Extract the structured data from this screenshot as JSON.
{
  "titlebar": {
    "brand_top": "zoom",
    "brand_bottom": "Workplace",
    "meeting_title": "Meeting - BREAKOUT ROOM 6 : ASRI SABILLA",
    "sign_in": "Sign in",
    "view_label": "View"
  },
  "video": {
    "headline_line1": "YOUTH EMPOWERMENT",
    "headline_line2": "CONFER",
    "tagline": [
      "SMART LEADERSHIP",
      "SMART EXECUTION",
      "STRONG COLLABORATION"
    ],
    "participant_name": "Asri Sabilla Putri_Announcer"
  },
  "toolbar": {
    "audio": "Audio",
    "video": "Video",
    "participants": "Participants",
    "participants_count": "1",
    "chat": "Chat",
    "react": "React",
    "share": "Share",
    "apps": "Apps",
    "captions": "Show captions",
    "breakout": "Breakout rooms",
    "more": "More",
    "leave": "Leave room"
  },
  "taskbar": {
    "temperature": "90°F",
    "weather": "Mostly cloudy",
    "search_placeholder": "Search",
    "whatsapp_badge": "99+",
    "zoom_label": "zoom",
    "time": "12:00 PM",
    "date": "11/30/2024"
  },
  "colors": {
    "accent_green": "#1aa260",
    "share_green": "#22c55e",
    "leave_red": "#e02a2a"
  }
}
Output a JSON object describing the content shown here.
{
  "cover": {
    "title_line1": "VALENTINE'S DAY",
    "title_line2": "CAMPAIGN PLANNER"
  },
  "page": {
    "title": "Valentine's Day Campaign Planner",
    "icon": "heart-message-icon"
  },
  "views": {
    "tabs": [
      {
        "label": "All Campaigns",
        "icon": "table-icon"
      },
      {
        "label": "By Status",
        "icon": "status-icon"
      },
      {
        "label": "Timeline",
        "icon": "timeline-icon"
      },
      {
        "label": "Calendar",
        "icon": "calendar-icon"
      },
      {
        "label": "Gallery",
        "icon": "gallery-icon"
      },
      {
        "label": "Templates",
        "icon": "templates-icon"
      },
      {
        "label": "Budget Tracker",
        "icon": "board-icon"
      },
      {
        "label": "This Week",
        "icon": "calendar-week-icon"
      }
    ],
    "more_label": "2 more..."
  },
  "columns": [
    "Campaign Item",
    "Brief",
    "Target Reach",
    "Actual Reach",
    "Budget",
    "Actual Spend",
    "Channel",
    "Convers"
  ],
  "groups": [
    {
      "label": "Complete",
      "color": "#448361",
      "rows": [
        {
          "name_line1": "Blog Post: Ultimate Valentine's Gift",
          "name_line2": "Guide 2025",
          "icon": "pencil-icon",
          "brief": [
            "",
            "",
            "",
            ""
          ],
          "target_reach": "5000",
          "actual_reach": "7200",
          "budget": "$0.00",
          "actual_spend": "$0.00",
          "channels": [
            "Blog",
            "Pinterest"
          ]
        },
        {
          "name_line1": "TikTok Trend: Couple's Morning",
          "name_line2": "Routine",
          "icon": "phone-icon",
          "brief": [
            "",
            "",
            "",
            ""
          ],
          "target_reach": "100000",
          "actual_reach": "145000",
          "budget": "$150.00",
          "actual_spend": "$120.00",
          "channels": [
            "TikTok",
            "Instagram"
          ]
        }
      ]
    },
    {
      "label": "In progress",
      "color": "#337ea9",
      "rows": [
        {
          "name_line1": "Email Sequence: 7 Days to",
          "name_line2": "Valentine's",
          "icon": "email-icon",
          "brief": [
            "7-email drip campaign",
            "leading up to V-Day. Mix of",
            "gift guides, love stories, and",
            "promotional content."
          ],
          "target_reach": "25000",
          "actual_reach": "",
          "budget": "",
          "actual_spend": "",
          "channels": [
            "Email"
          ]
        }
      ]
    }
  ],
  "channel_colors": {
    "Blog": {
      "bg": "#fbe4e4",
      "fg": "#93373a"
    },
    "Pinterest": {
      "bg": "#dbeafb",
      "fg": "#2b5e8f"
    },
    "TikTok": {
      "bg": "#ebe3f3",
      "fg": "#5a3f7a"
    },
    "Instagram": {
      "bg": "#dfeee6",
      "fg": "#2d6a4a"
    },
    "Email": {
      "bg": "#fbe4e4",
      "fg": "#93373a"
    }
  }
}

◇ ◇ ◇ ◇ ◇ ◇ ◇

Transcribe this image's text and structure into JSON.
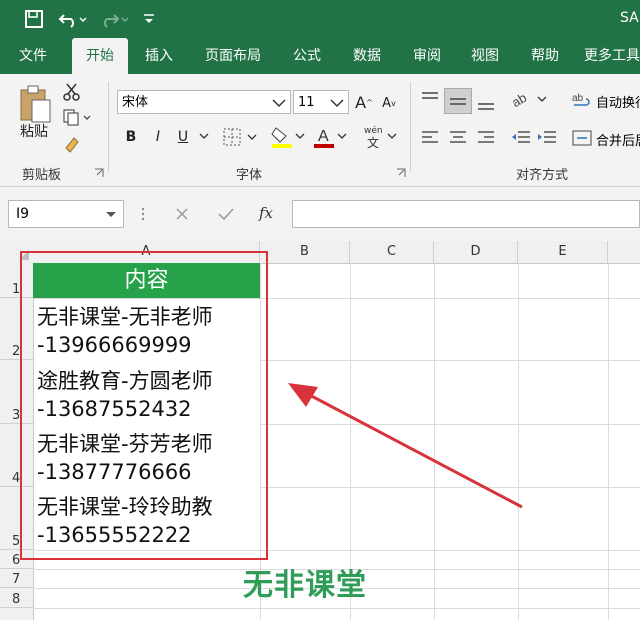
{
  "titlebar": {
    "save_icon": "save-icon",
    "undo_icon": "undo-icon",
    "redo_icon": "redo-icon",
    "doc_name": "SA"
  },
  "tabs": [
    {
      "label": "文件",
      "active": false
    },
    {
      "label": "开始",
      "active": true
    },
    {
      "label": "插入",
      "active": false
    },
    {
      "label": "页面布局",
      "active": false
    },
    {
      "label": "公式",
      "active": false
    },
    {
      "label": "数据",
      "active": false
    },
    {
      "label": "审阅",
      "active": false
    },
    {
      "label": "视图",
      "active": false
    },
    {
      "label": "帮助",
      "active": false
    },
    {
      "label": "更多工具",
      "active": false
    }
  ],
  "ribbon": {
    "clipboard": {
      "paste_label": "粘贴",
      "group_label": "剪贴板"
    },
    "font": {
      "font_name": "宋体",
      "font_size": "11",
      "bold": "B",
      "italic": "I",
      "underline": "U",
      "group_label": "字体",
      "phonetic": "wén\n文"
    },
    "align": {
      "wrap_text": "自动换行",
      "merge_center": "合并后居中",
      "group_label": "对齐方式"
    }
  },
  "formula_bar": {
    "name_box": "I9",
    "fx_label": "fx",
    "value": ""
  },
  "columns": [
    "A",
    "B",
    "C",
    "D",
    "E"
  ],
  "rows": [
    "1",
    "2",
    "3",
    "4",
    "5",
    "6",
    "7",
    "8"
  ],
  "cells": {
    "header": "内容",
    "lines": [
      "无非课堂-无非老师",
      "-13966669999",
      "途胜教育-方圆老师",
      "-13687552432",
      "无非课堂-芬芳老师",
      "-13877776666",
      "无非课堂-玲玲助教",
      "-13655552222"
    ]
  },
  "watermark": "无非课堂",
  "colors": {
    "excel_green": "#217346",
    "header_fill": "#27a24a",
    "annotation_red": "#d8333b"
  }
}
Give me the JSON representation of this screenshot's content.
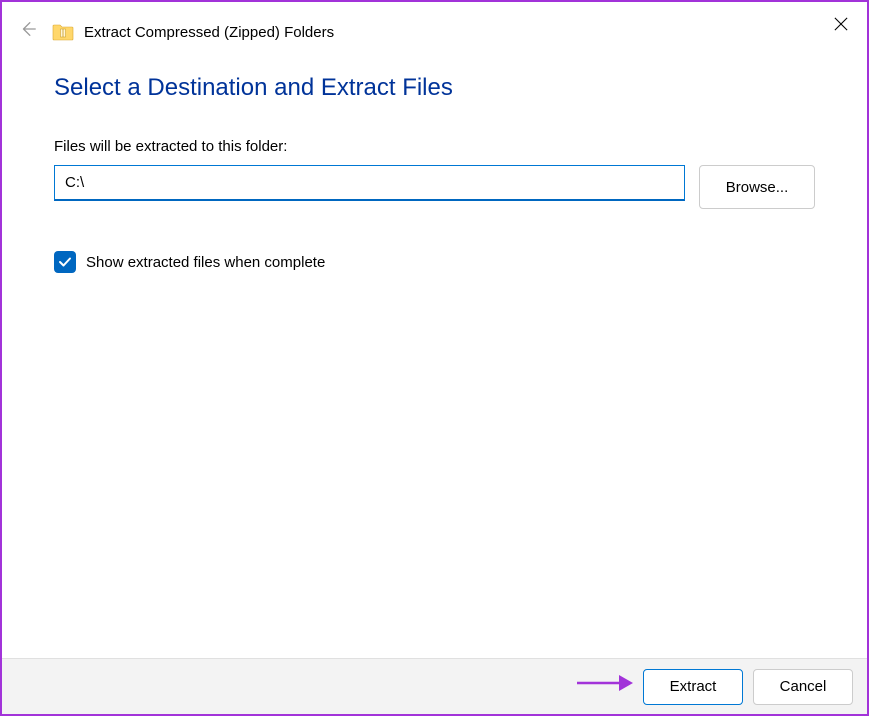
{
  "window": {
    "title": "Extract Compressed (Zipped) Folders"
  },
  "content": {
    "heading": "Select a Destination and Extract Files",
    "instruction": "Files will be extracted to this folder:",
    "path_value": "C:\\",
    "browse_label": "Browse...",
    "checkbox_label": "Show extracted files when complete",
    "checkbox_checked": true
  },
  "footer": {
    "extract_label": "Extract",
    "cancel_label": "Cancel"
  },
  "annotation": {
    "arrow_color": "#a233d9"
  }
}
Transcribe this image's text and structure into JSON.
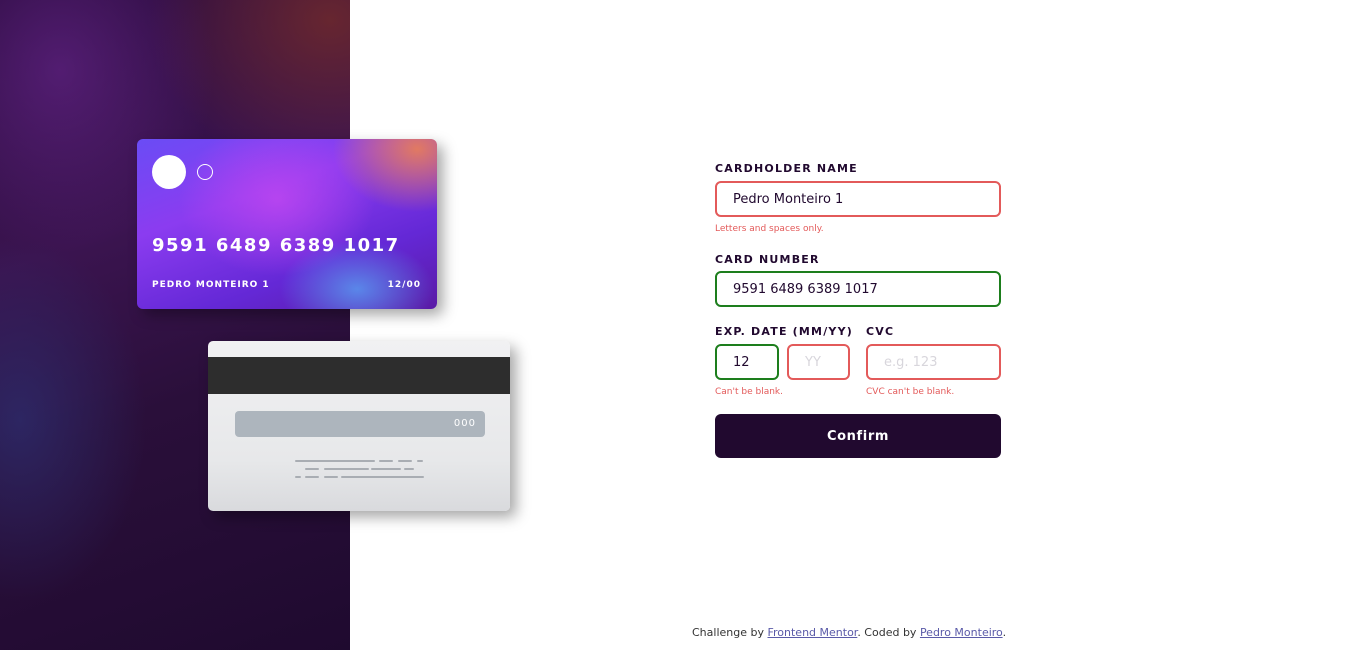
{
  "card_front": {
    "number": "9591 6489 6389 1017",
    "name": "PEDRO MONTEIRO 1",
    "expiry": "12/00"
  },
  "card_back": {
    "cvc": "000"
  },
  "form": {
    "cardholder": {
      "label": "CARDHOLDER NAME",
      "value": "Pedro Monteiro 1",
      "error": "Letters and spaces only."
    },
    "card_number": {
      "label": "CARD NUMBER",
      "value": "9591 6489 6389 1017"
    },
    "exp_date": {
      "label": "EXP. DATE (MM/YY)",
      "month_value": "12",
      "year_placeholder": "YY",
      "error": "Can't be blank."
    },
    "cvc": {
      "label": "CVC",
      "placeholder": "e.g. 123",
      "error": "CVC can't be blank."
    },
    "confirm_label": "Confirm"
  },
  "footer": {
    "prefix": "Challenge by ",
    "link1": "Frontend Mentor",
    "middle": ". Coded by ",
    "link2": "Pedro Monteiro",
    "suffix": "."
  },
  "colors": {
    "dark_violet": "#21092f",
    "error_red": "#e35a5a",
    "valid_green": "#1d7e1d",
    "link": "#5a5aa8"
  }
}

◇ ◇ ◇ ◇ ◇ ◇ ◇

__TASK INSTRUCTIONS__:
Work through the records above line by line and count those that hold the string "screenshot". Give only the result.

__SOLUTION FOR THIS TASK__:
2